= PROBLEM DETAILS =
Print the whole listing exactly.

○ ○ ○ ○ ○ ○ ○

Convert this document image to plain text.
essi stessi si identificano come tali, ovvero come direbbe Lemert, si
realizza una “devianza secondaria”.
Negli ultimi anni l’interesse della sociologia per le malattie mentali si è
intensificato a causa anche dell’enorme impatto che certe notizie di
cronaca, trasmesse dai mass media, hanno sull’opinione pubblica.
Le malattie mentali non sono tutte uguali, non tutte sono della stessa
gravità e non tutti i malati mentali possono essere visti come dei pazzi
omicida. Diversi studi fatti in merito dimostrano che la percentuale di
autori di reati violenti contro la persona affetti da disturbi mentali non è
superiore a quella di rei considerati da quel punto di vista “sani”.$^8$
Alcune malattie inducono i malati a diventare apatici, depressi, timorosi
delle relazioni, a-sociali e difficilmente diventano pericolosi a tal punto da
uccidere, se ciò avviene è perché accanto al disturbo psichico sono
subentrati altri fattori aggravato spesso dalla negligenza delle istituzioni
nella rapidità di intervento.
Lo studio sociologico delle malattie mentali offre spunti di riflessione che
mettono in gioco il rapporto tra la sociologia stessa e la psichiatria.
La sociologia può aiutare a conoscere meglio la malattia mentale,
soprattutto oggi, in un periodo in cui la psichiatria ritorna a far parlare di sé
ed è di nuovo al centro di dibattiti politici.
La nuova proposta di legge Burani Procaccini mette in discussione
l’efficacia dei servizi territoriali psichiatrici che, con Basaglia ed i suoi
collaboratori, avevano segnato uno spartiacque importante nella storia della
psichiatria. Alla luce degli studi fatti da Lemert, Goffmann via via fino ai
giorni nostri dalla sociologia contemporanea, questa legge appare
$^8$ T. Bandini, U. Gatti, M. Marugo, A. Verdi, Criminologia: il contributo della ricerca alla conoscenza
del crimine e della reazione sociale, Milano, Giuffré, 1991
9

○ ○ ○ ○ ○ ○ ○

= ANSWER TO THE EXERCISE =
Convert this document image to plain text.
essi stessi si identificano come tali, ovvero come direbbe Lemert, si
realizza una “devianza secondaria”.
Negli ultimi anni l’interesse della sociologia per le malattie mentali si è
intensificato a causa anche dell’enorme impatto che certe notizie di
cronaca, trasmesse dai mass media, hanno sull’opinione pubblica.
Le malattie mentali non sono tutte uguali, non tutte sono della stessa
gravità e non tutti i malati mentali possono essere visti come dei pazzi
omicida. Diversi studi fatti in merito dimostrano che la percentuale di
autori di reati violenti contro la persona affetti da disturbi mentali non è
superiore a quella di rei considerati da quel punto di vista “sani”.$^8$
Alcune malattie inducono i malati a diventare apatici, depressi, timorosi
delle relazioni, a-sociali e difficilmente diventano pericolosi a tal punto da
uccidere, se ciò avviene è perché accanto al disturbo psichico sono
subentrati altri fattori aggravato spesso dalla negligenza delle istituzioni
nella rapidità di intervento.
Lo studio sociologico delle malattie mentali offre spunti di riflessione che
mettono in gioco il rapporto tra la sociologia stessa e la psichiatria.
La sociologia può aiutare a conoscere meglio la malattia mentale,
soprattutto oggi, in un periodo in cui la psichiatria ritorna a far parlare di sé
ed è di nuovo al centro di dibattiti politici.
La nuova proposta di legge Burani Procaccini mette in discussione
l’efficacia dei servizi territoriali psichiatrici che, con Basaglia ed i suoi
collaboratori, avevano segnato uno spartiacque importante nella storia della
psichiatria. Alla luce degli studi fatti da Lemert, Goffmann via via fino ai
giorni nostri dalla sociologia contemporanea, questa legge appare
$^8$ T. Bandini, U. Gatti, M. Marugo, A. Verdi, Criminologia: il contributo della ricerca alla conoscenza
del crimine e della reazione sociale, Milano, Giuffré, 1991
9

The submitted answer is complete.